──────── Selected passage ────────

7.415   Records.  The natural gas supplier shall keep accurate books of ac­count at an office in Oregon for the pur­pose of determining the amounts due to the city under section 7.405.  The city may inspect the books of account at any time during business hours and may audit the books from time to time.  The city council may require periodic reports from the natural gas supplier relating to its opera­tions and revenues within the city.

 

7.420   Rights and Privileges.  Subject to payment of the business privilege tax imposed by sections 7.400 to 7.445, the city hereby grants to natural gas suppliers the nonex­clusive right and privi­lege to con­struct, maintain and oper­ate a natural gas distri­bution system within the city, to in­stall, main­tain and operate on and under the streets and bridges and public places of the city, facilities for the transmission and distribu­tion of gas to the city and its in­habi­tants and to other cus­tomers and territory beyond the limits of the city, and to transmit, distribute and sell natural gas.

 

7.425   Other Obligations Not Affected by Tax.     Any amount due the city as a tax under sections 7.400 to 7.445 is in addi­tion to any other payment required by law, and shall not be considered as pay­ment in lieu of or as credit toward:

(1)  Any franchise fee paid to the city for the use of the streets, bridges and public places of the city;
(2)  The payment of any general ad valorem taxes levied or imposed upon the properties of the natural gas supplier;
(3)  Any local improvement assess­ment imposed upon the natural gas sup­plier;
(4)  Any permit fees or inspection fees required by the construc­tion codes or other ordinances of the city; or
(5)  Any similar fee or charge im­posed by law.

──────── Materials provided ────────

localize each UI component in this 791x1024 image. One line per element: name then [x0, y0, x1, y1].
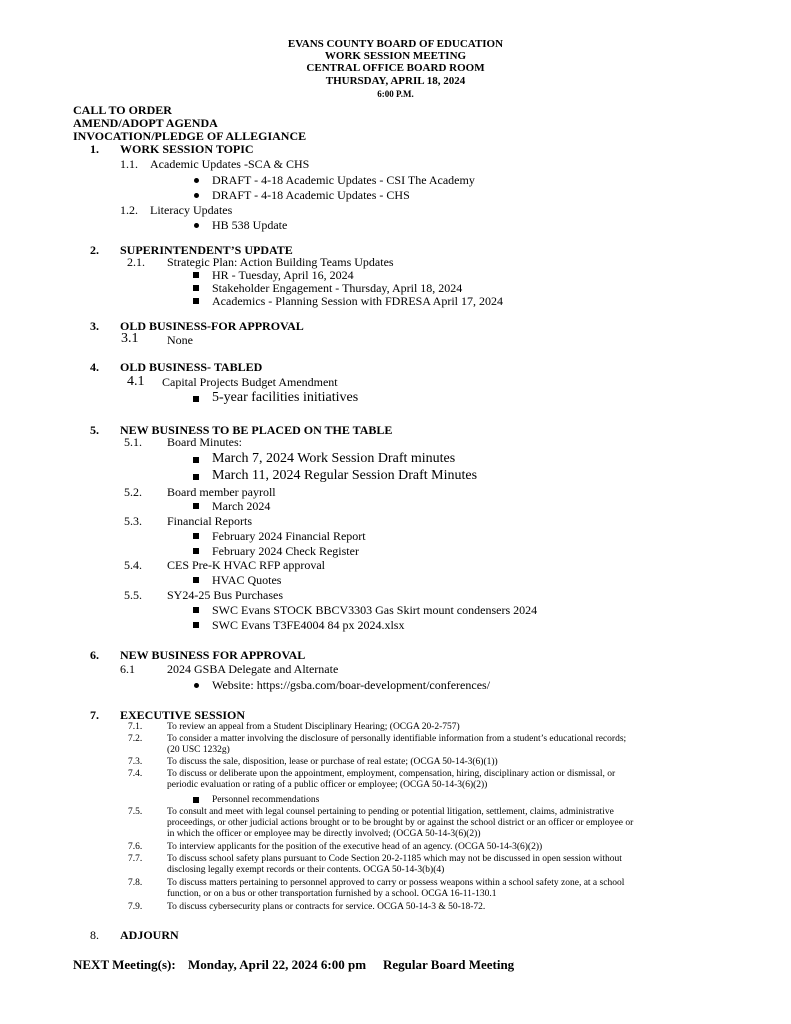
- exec-item-text: disclosing legally exempt records or their contents. OCGA 50-14-3(b)(4): [167, 865, 445, 875]
- agenda-link[interactable]: March 11, 2024 Regular Session Draft Minutes: [212, 468, 478, 483]
- item-number: 6.1: [120, 662, 135, 676]
- section-number: 8.: [90, 928, 99, 942]
- square-bullet-icon: [190, 573, 202, 587]
- section-title: NEW BUSINESS TO BE PLACED ON THE TABLE: [120, 423, 393, 437]
- exec-item-text: To discuss school safety plans pursuant to Code Section 20-2-1185 which may not be discussed in open session without: [167, 854, 622, 864]
- section-number: 5.: [90, 423, 99, 437]
- meeting-type: WORK SESSION MEETING: [324, 50, 467, 62]
- item-number: 3.1: [121, 331, 139, 346]
- website-link[interactable]: Website: https://gsba.com/boar-development/conferences/: [212, 678, 491, 692]
- org-title: EVANS COUNTY BOARD OF EDUCATION: [287, 38, 504, 50]
- exec-item-text: To discuss cybersecurity plans or contracts for service. OCGA 50-14-3 & 50-18-72.: [167, 902, 486, 912]
- agenda-link[interactable]: DRAFT - 4-18 Academic Updates - CHS: [212, 188, 410, 202]
- item-number: 7.6.: [128, 842, 143, 852]
- item-label: Capital Projects Budget Amendment: [162, 375, 338, 389]
- meeting-time: 6:00 P.M.: [377, 89, 414, 99]
- square-bullet-icon: [190, 392, 202, 406]
- square-bullet-icon: [190, 544, 202, 558]
- exec-item-text: (20 USC 1232g): [167, 745, 230, 755]
- item-number: 5.3.: [124, 514, 142, 528]
- item-number: 1.2.: [120, 203, 138, 217]
- meeting-location: CENTRAL OFFICE BOARD ROOM: [306, 62, 485, 74]
- item-number: 4.1: [127, 374, 145, 389]
- exec-item-text: function, or on a bus or other transportation furnished by a school. OCGA 16-11-130.1: [167, 889, 497, 899]
- invocation-pledge: INVOCATION/PLEDGE OF ALLEGIANCE: [73, 129, 307, 143]
- item-label: Board Minutes:: [167, 435, 242, 449]
- item-number: 5.5.: [124, 588, 142, 602]
- section-title: OLD BUSINESS-FOR APPROVAL: [120, 319, 304, 333]
- circle-bullet-icon: [190, 173, 202, 187]
- agenda-link[interactable]: HB 538 Update: [212, 218, 288, 232]
- exec-item-text: periodic evaluation or rating of a public officer or employee; (OCGA 50-14-3(6)(2)): [167, 780, 488, 790]
- agenda-link[interactable]: March 2024: [212, 499, 271, 513]
- item-number: 2.1.: [127, 255, 145, 269]
- item-number: 5.1.: [124, 435, 142, 449]
- agenda-link[interactable]: HVAC Quotes: [212, 573, 282, 587]
- item-number: 7.5.: [128, 807, 143, 817]
- item-label: Financial Reports: [167, 514, 252, 528]
- square-bullet-icon: [190, 529, 202, 543]
- item-number: 7.2.: [128, 734, 143, 744]
- call-to-order: CALL TO ORDER: [73, 103, 172, 117]
- meeting-date: THURSDAY, APRIL 18, 2024: [325, 75, 466, 87]
- agenda-link[interactable]: DRAFT - 4-18 Academic Updates - CSI The Academy: [212, 173, 475, 187]
- agenda-link[interactable]: 5-year facilities initiatives: [212, 390, 359, 405]
- amend-adopt-agenda: AMEND/ADOPT AGENDA: [73, 116, 218, 130]
- item-label: Board member payroll: [167, 485, 276, 499]
- exec-item-text: in which the officer or employee may be directly involved; (OCGA 50-14-3(6)(2)): [167, 829, 481, 839]
- next-meeting-label: NEXT Meeting(s):: [73, 957, 176, 972]
- agenda-link[interactable]: March 7, 2024 Work Session Draft minutes: [212, 451, 456, 466]
- agenda-link[interactable]: Academics - Planning Session with FDRESA April 17, 2024: [212, 294, 503, 308]
- circle-bullet-icon: [190, 188, 202, 202]
- agenda-link[interactable]: SWC Evans T3FE4004 84 px 2024.xlsx: [212, 618, 405, 632]
- item-number: 7.3.: [128, 757, 143, 767]
- item-number: 7.9.: [128, 902, 143, 912]
- exec-item-text: To consider a matter involving the disclosure of personally identifiable information from a student’s educational records;: [167, 734, 627, 744]
- next-meeting-type: Regular Board Meeting: [383, 957, 515, 972]
- section-title: OLD BUSINESS- TABLED: [120, 360, 263, 374]
- square-bullet-icon: [190, 793, 202, 807]
- square-bullet-icon: [190, 453, 202, 467]
- item-label: Strategic Plan: Action Building Teams Updates: [167, 255, 394, 269]
- agenda-link[interactable]: February 2024 Financial Report: [212, 529, 366, 543]
- square-bullet-icon: [190, 281, 202, 295]
- agenda-link[interactable]: February 2024 Check Register: [212, 544, 359, 558]
- item-label: 2024 GSBA Delegate and Alternate: [167, 662, 339, 676]
- section-number: 1.: [90, 142, 99, 156]
- section-number: 3.: [90, 319, 99, 333]
- section-title: NEW BUSINESS FOR APPROVAL: [120, 648, 306, 662]
- item-label: Literacy Updates: [150, 203, 233, 217]
- exec-item-text: To consult and meet with legal counsel pertaining to pending or potential litigation, settlement, claims, administrative: [167, 807, 614, 817]
- section-title: EXECUTIVE SESSION: [120, 708, 246, 722]
- square-bullet-icon: [190, 603, 202, 617]
- item-number: 5.2.: [124, 485, 142, 499]
- circle-bullet-icon: [190, 218, 202, 232]
- square-bullet-icon: [190, 294, 202, 308]
- agenda-link[interactable]: Stakeholder Engagement - Thursday, April 18, 2024: [212, 281, 463, 295]
- item-label: None: [167, 333, 193, 347]
- circle-bullet-icon: [190, 678, 202, 692]
- section-title: ADJOURN: [120, 928, 179, 942]
- exec-sub-bullet: Personnel recommendations: [212, 795, 320, 805]
- square-bullet-icon: [190, 470, 202, 484]
- item-label: SY24-25 Bus Purchases: [167, 588, 283, 602]
- item-number: 5.4.: [124, 558, 142, 572]
- exec-item-text: To discuss or deliberate upon the appointment, employment, compensation, hiring, disciplinary action or dismissal, or: [167, 769, 616, 779]
- next-meeting-date: Monday, April 22, 2024 6:00 pm: [188, 957, 367, 972]
- section-number: 4.: [90, 360, 99, 374]
- item-number: 7.1.: [128, 722, 143, 732]
- exec-item-text: To discuss the sale, disposition, lease or purchase of real estate; (OCGA 50-14-3(6)(1)): [167, 757, 498, 767]
- square-bullet-icon: [190, 618, 202, 632]
- item-number: 7.8.: [128, 878, 143, 888]
- exec-item-text: To review an appeal from a Student Disciplinary Hearing; (OCGA 20-2-757): [167, 722, 460, 732]
- item-number: 1.1.: [120, 157, 138, 171]
- square-bullet-icon: [190, 499, 202, 513]
- agenda-link[interactable]: SWC Evans STOCK BBCV3303 Gas Skirt mount condensers 2024: [212, 603, 538, 617]
- agenda-link[interactable]: HR - Tuesday, April 16, 2024: [212, 268, 354, 282]
- exec-item-text: To interview applicants for the position of the executive head of an agency. (OCGA 50-14-3(6)(2)): [167, 842, 543, 852]
- item-number: 7.4.: [128, 769, 143, 779]
- item-label: Academic Updates -SCA & CHS: [150, 157, 310, 171]
- section-title: WORK SESSION TOPIC: [120, 142, 254, 156]
- section-number: 2.: [90, 243, 99, 257]
- section-number: 6.: [90, 648, 99, 662]
- item-label: CES Pre-K HVAC RFP approval: [167, 558, 326, 572]
- square-bullet-icon: [190, 268, 202, 282]
- section-number: 7.: [90, 708, 99, 722]
- exec-item-text: To discuss matters pertaining to personnel approved to carry or possess weapons within a school safety zone, at a school: [167, 878, 625, 888]
- section-title: SUPERINTENDENT’S UPDATE: [120, 243, 293, 257]
- item-number: 7.7.: [128, 854, 143, 864]
- exec-item-text: proceedings, or other judicial actions brought or to be brought by or against the school district or an officer or employee or: [167, 818, 634, 828]
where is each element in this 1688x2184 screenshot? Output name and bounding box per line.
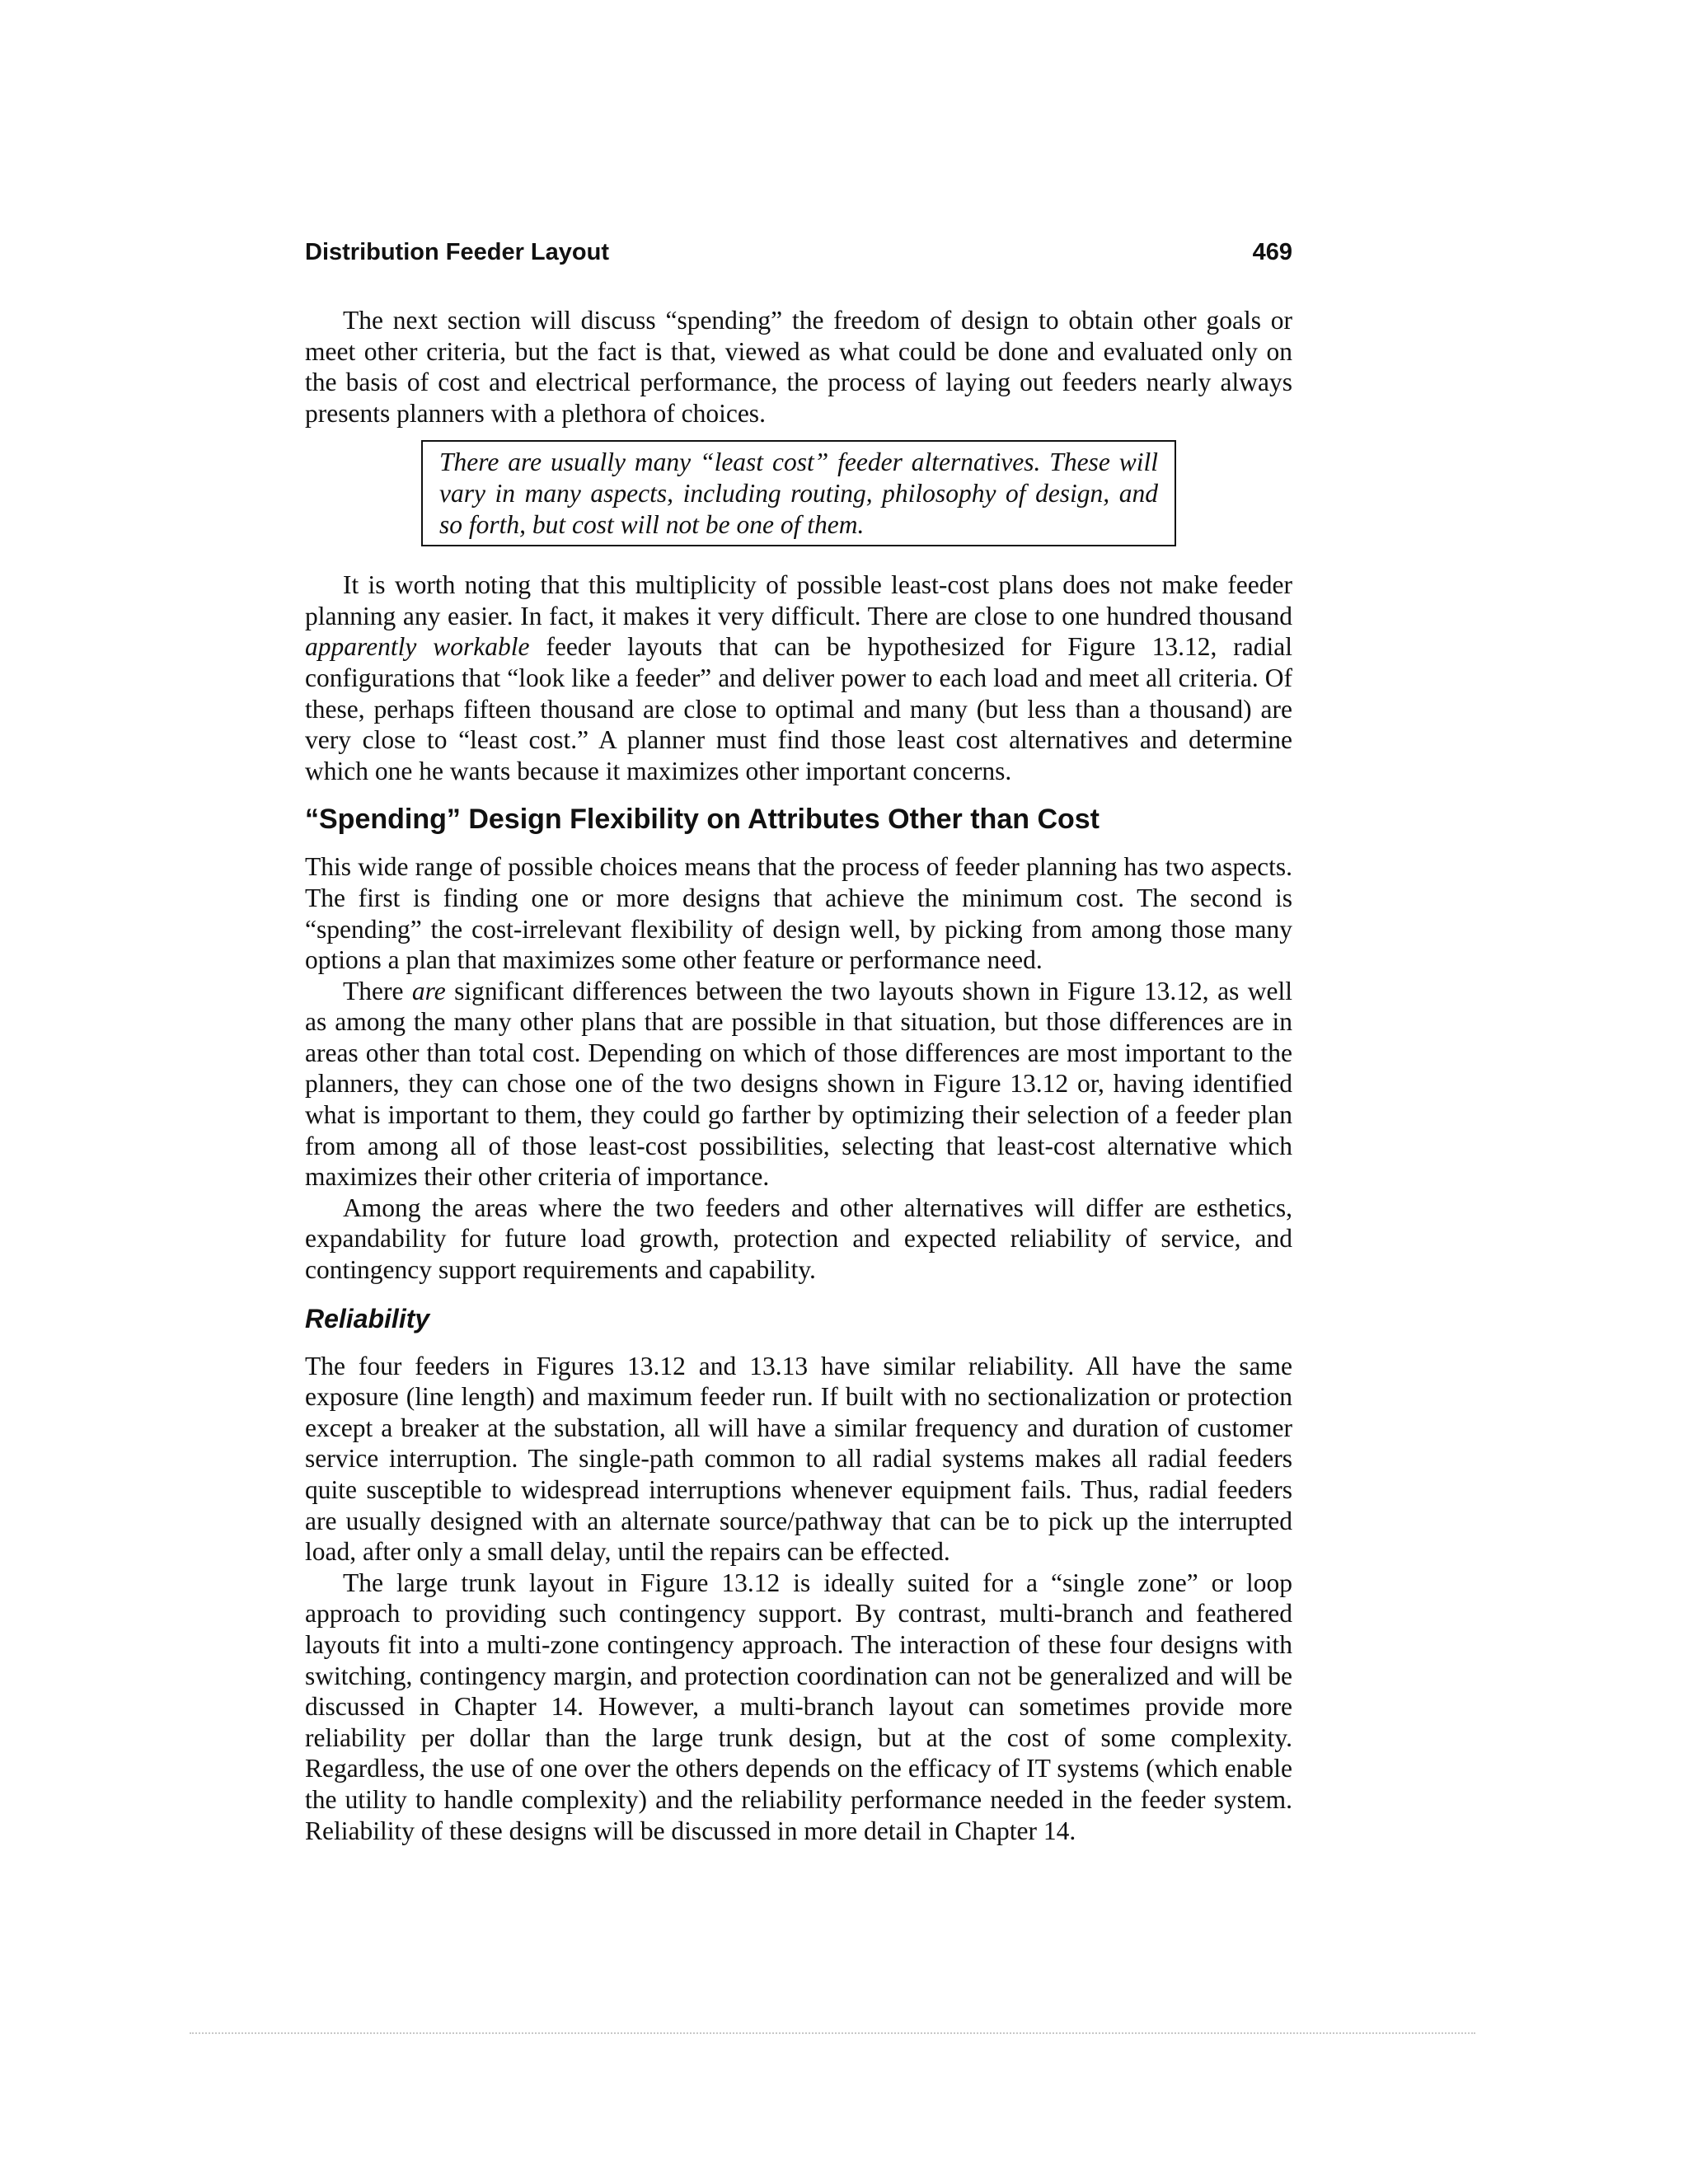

────────

**To be done:**
1) From the records, list as a numbered list the lines starting at the line that contains "- exec-item-text: disclosing" and ending after the line that contains "- item-number: 7.6.: [128, 842, 143, 852]", with blank lines left out.
2) Continue the city code passage on the natural gas business privilege tax from where it stops.
The records have no connection to the text.

**Per-task outputs:**
1)
1. - exec-item-text: disclosing legally exempt records or their contents. OCGA 50-14-3(b)(4): [167, 865, 445, 875]
2. - agenda-link[interactable]: March 11, 2024 Regular Session Draft Minutes: [212, 468, 478, 483]
3. - item-number: 6.1: [120, 662, 135, 676]
4. - section-number: 8.: [90, 928, 99, 942]
5. - square-bullet-icon: [190, 573, 202, 587]
6. - section-title: NEW BUSINESS TO BE PLACED ON THE TABLE: [120, 423, 393, 437]
7. - exec-item-text: To discuss school safety plans pursuant to Code Section 20-2-1185 which may not be discussed in open session without: [167, 854, 622, 864]
8. - section-number: 5.: [90, 423, 99, 437]
9. - meeting-type: WORK SESSION MEETING: [324, 50, 467, 62]
10. - item-number: 3.1: [121, 331, 139, 346]
11. - website-link[interactable]: Website: https://gsba.com/boar-development/conferences/: [212, 678, 491, 692]
12. - org-title: EVANS COUNTY BOARD OF EDUCATION: [287, 38, 504, 50]
13. - exec-item-text: To discuss cybersecurity plans or contracts for service. OCGA 50-14-3 & 50-18-72.: [167, 902, 486, 912]
14. - agenda-link[interactable]: DRAFT - 4-18 Academic Updates - CHS: [212, 188, 410, 202]
15. - item-number: 7.6.: [128, 842, 143, 852]

2)
7.430   Indemnification.  The nat­ural gas supplier shall indemnify and save harm­less the city and its officers, agents and employees from any and all loss, cost and expense arising from dam­age to property and/or injury to or death of per­sons due to any wrongful or negli­gent act or omis­sion of the natural gas supplier, its agents or employ­ees in exer­cising the rights and privileges hereby granted.

 

7.435   Enforcement.  Any amount due the city as a tax, interest or penalty under sec­tions 7.400 to 7.445 shall consti­tute a debt of the person from whom the amount is due.  The city may bring action in court to en­force payment of the debt.

 

7.440   Effective Date of Tax.  Sections 7.400 to 7.445 shall apply to all gross re­venues col­lected by natural gas suppli­ers on or after August 1, 1998.

 

7.445   Classification of Tax.  The city coun­cil determines that the tax imposed by sec­tions 7.400 to 7.445 is not a tax sub­ject to the property tax limita­tions of Article XI, Sec­tion II(b) of the Oregon Constitu­tion.

 

PUBLIC UTILITIES PRIVILEGE TAX

 

7.500   Authority.  The privilege tax for use and occupancy of city streets cov­ered by sections 7.500 to 7.525 is enacted pur­suant to the authority of the city under Ore­gon law, including the au­thority to impose privilege taxes on public utilities.

 

7.505   Tax Imposed.  A tax for the privi­lege of occupying and using streets and other facilities within the city of one and one-half percent is imposed on the gross revenue received by Portland Gen­eral Electric Com­pany, an Oregon cor­pora­tion, hereinafter sometimes referred to as the "Company," within the city.

 

7.510   Methodology for Calculation.  The term "gross revenue" in sections 7.500 to 7.525 shall have the same mean­ing as set forth in Ordinance No. 437, "Portland General Electric Fran­chise."  The methodology for calculating the tax for the privilege of occupying and using streets and other facilities shall be identical to the meth­odol­ogy for calculat­ing the Com­pany's fran­chise fee, set forth in Ordi­nance No. 437.  Payment proce­dures, in­cluding calculation of interest on late remit­tances by the Company, shall be identical to the meth­odology set forth in Ordinance No. 437.

 

7.515   Tax Collection.  The tax imposed by sections 7.500 to 7.525 shall be due semi-annually for the preceding six-month period.  The tax shall be due as follows:

(1)  On or before April 1, the tax for part or all of the six-month period extending from July 1 through December 31, inclusive of both dates, of the preceding calen­dar year; and
(2)  On or before October 1, the tax for part or all of the six-month period extending from Janu­ary 1, through June 30, inclusive of both dates, of the same calendar year.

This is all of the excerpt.